** Start RECORD EXCERPTS **

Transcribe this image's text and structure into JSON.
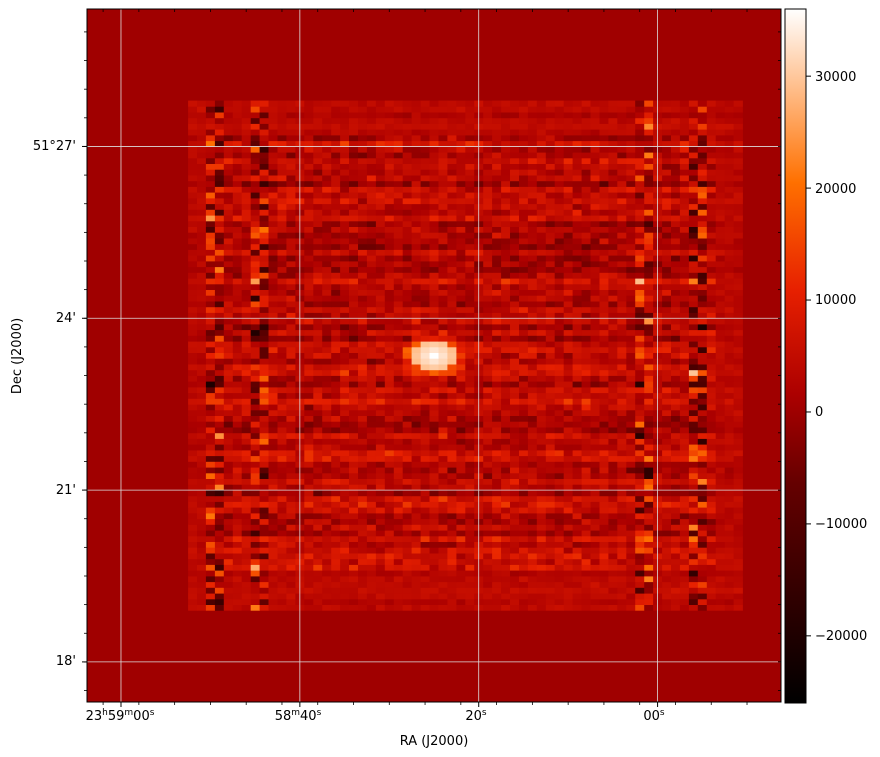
{
  "chart_data": {
    "type": "heatmap",
    "title": "",
    "xlabel": "RA (J2000)",
    "ylabel": "Dec (J2000)",
    "x_ticks": [
      {
        "main": "23",
        "sup1": "h",
        "mid": "59",
        "sup2": "m",
        "tail": "00",
        "sup3": "s",
        "ra_sec": 0
      },
      {
        "main": "",
        "sup1": "",
        "mid": "58",
        "sup2": "m",
        "tail": "40",
        "sup3": "s",
        "ra_sec": 20
      },
      {
        "main": "",
        "sup1": "",
        "mid": "",
        "sup2": "",
        "tail": "20",
        "sup3": "s",
        "ra_sec": 40
      },
      {
        "main": "",
        "sup1": "",
        "mid": "",
        "sup2": "",
        "tail": "00",
        "sup3": "s",
        "ra_sec": 60
      }
    ],
    "y_ticks": [
      {
        "label": "51°27'",
        "dec_arcmin": 27
      },
      {
        "label": "24'",
        "dec_arcmin": 24
      },
      {
        "label": "21'",
        "dec_arcmin": 21
      },
      {
        "label": "18'",
        "dec_arcmin": 18
      }
    ],
    "x_range_ra_sec": [
      -3.8,
      73.8
    ],
    "y_range_dec_arcmin": [
      17.3,
      29.4
    ],
    "grid": true,
    "colormap": "gist_heat",
    "colorbar": {
      "min": -26000,
      "max": 36000,
      "ticks": [
        {
          "value": 30000,
          "label": "30000"
        },
        {
          "value": 20000,
          "label": "20000"
        },
        {
          "value": 10000,
          "label": "10000"
        },
        {
          "value": 0,
          "label": "0"
        },
        {
          "value": -10000,
          "label": "−10000"
        },
        {
          "value": -20000,
          "label": "−20000"
        }
      ]
    },
    "background_value": 3500,
    "coverage": {
      "ra_sec": [
        7.5,
        69.5
      ],
      "dec_arcmin": [
        18.9,
        27.8
      ]
    },
    "stripe_columns_ra_sec": [
      10,
      15,
      58,
      64
    ],
    "bright_source": {
      "ra_sec": 34.5,
      "dec_arcmin": 23.3,
      "value": 36000
    },
    "colors": {
      "background": "#a00000",
      "grid": "#dddddd",
      "frame": "#000000"
    }
  }
}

** End RECORD EXCERPTS **

WHAT YOU HAVE TO DO -
Copy the records above exactly. The pictures are not part of the copy.

FINISHED TASK -
Transcribe this image's text and structure into JSON.
{
  "chart_data": {
    "type": "heatmap",
    "title": "",
    "xlabel": "RA (J2000)",
    "ylabel": "Dec (J2000)",
    "x_ticks": [
      {
        "main": "23",
        "sup1": "h",
        "mid": "59",
        "sup2": "m",
        "tail": "00",
        "sup3": "s",
        "ra_sec": 0
      },
      {
        "main": "",
        "sup1": "",
        "mid": "58",
        "sup2": "m",
        "tail": "40",
        "sup3": "s",
        "ra_sec": 20
      },
      {
        "main": "",
        "sup1": "",
        "mid": "",
        "sup2": "",
        "tail": "20",
        "sup3": "s",
        "ra_sec": 40
      },
      {
        "main": "",
        "sup1": "",
        "mid": "",
        "sup2": "",
        "tail": "00",
        "sup3": "s",
        "ra_sec": 60
      }
    ],
    "y_ticks": [
      {
        "label": "51°27'",
        "dec_arcmin": 27
      },
      {
        "label": "24'",
        "dec_arcmin": 24
      },
      {
        "label": "21'",
        "dec_arcmin": 21
      },
      {
        "label": "18'",
        "dec_arcmin": 18
      }
    ],
    "x_range_ra_sec": [
      -3.8,
      73.8
    ],
    "y_range_dec_arcmin": [
      17.3,
      29.4
    ],
    "grid": true,
    "colormap": "gist_heat",
    "colorbar": {
      "min": -26000,
      "max": 36000,
      "ticks": [
        {
          "value": 30000,
          "label": "30000"
        },
        {
          "value": 20000,
          "label": "20000"
        },
        {
          "value": 10000,
          "label": "10000"
        },
        {
          "value": 0,
          "label": "0"
        },
        {
          "value": -10000,
          "label": "−10000"
        },
        {
          "value": -20000,
          "label": "−20000"
        }
      ]
    },
    "background_value": 3500,
    "coverage": {
      "ra_sec": [
        7.5,
        69.5
      ],
      "dec_arcmin": [
        18.9,
        27.8
      ]
    },
    "stripe_columns_ra_sec": [
      10,
      15,
      58,
      64
    ],
    "bright_source": {
      "ra_sec": 34.5,
      "dec_arcmin": 23.3,
      "value": 36000
    },
    "colors": {
      "background": "#a00000",
      "grid": "#dddddd",
      "frame": "#000000"
    }
  }
}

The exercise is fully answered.